To insure the quality of our own racing, management also realized the necessity to keep our facility up to par. Several new barns have been erected and several racing strip renovations, including the banking of the entire track along with the changing of the curve of the turns, have created faster and safer races. The wooden hub rail has been replaced by Pylons, and a passing lane added.

In 1990, Buffalo Raceway was purchased by the Erie County Agricultural Society from Sportservice Corporation.  The society has intensified the program to keep the raceway as a quality harness facility and major economic contributor to the Western New York area.

Fairgrounds Gaming opened in March 2004 to rave reviews.  With over 900 Video Gaming Machines (VGM) customers had more ways to win.  A portion of each dollar from the VGM's is designated for purses and education. 

For the 2010 racing season over $250,000 was spent on improvements. The 1/2 mile track was resurfaces with over 600 tons of material, in October.  The Clubhouse had extensive renovations that included new carpet, paint and flat screen televisions.

Fairgrounds Gaming moved into a new state of the art building and became known as Hamburg Casino in August of 2010. The original tote board was retrofitted with LED digits for the 2011 season.

Prior to the 2012 three new horse barns were built completing the second phase of backstretch improvements.  Also launched for the 2012 season was Raceway Player Rewards providing bettors 2% back on their wagers.

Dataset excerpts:
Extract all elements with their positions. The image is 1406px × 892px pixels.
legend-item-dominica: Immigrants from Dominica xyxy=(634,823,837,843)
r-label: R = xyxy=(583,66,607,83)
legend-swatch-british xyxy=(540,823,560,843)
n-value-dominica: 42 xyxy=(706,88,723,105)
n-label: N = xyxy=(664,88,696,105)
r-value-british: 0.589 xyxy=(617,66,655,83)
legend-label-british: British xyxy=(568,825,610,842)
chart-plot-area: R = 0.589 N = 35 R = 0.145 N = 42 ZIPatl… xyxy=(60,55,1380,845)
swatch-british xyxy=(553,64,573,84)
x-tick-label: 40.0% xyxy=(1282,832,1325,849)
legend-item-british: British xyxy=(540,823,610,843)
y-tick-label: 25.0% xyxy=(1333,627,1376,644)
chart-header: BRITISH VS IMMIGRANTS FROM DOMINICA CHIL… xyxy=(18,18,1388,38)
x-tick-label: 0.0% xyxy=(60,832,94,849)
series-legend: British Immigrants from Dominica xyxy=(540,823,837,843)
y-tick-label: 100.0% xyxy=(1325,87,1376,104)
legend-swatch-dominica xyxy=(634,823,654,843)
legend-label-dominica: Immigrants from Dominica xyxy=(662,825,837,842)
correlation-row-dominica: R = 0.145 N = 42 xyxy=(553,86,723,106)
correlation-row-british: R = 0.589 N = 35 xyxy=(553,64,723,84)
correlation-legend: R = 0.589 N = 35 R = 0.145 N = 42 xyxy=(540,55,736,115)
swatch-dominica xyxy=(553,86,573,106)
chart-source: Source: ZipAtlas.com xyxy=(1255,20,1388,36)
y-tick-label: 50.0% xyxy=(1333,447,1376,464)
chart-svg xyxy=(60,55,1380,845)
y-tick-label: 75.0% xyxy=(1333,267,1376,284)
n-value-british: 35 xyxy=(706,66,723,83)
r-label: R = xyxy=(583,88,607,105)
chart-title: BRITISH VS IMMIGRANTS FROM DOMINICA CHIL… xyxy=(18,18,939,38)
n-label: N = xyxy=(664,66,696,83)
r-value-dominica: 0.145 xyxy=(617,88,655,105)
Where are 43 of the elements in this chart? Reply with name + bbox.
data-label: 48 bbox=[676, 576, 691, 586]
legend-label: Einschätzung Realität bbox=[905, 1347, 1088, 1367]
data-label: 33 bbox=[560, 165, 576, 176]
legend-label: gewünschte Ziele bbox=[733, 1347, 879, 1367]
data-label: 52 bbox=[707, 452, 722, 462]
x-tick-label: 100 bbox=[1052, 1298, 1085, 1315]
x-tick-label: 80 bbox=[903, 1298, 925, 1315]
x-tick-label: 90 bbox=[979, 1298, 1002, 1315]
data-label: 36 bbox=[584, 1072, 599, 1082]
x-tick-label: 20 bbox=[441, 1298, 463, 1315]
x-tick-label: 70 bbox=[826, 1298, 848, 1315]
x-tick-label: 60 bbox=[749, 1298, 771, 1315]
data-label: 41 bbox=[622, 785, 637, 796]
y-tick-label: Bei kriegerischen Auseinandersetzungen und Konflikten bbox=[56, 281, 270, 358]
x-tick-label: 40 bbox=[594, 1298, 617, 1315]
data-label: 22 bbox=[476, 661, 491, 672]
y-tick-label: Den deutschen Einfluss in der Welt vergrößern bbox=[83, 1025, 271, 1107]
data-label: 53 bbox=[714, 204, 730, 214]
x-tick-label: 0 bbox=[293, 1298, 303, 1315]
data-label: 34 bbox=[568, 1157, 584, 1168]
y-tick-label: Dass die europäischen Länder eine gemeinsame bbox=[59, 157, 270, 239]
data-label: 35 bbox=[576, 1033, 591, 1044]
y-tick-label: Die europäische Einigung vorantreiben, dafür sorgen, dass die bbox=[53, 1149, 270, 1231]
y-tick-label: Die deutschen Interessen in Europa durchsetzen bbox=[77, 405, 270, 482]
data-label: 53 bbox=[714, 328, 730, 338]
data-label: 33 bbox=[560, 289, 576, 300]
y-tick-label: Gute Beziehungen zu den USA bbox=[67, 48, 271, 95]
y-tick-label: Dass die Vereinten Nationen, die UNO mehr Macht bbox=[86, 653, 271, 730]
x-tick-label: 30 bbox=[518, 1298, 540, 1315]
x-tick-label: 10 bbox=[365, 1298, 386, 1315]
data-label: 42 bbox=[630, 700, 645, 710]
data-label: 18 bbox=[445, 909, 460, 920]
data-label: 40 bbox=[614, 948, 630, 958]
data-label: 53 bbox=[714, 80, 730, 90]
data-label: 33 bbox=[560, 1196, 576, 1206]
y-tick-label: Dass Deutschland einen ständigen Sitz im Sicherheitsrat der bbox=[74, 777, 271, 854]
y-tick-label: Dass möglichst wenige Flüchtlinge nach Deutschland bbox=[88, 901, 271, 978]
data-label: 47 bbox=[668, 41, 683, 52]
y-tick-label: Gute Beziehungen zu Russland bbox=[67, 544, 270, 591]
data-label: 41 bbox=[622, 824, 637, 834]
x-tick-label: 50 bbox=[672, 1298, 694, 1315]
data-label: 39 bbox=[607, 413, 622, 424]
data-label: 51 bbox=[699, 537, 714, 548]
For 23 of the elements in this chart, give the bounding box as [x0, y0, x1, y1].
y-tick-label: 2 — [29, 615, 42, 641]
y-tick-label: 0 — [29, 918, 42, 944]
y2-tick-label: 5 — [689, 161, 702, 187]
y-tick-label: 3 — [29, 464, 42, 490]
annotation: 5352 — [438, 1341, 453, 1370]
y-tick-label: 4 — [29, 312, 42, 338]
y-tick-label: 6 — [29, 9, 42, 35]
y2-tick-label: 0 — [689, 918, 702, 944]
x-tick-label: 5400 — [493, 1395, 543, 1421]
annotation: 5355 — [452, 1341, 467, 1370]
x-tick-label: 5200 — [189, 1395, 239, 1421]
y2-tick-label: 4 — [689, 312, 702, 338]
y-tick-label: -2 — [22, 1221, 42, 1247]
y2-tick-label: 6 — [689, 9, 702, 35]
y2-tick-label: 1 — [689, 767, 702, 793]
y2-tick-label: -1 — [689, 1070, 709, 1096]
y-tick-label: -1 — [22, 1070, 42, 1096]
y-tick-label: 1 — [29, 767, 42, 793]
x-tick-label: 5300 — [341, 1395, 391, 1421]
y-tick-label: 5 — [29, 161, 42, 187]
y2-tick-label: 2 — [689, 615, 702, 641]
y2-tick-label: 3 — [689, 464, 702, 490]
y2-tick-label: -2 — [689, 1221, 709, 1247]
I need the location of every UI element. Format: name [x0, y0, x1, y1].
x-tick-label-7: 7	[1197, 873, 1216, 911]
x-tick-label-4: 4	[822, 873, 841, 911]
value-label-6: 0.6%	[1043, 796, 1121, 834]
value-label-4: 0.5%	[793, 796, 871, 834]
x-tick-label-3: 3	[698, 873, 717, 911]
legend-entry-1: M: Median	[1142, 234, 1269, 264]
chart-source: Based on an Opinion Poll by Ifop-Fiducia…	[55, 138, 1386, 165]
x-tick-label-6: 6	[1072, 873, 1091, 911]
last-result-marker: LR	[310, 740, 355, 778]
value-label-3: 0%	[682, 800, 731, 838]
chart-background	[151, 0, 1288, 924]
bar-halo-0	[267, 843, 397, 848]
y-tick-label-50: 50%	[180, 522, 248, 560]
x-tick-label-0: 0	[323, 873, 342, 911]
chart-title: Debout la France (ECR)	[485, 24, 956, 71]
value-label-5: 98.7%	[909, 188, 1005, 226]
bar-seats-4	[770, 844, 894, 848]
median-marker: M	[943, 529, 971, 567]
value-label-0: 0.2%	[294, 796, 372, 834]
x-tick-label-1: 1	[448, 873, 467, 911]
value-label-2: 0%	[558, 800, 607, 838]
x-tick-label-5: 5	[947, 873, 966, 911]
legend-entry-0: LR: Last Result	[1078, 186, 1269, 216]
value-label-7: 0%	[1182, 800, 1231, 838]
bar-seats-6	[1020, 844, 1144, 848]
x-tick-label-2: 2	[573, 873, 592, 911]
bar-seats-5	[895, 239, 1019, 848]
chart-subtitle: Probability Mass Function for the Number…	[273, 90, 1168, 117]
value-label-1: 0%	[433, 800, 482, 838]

Activity:
Reproduce word for word the part of the Buffalo Raceway text that opens with the words containing "Fairgrounds Gaming moved" and closes with "the 2011 season.". Rely solely on the Buffalo Raceway text, not on the material.

Solved exercise:
Fairgrounds Gaming moved into a new state of the art building and became known as Hamburg Casino in August of 2010. The original tote board was retrofitted with LED digits for the 2011 season.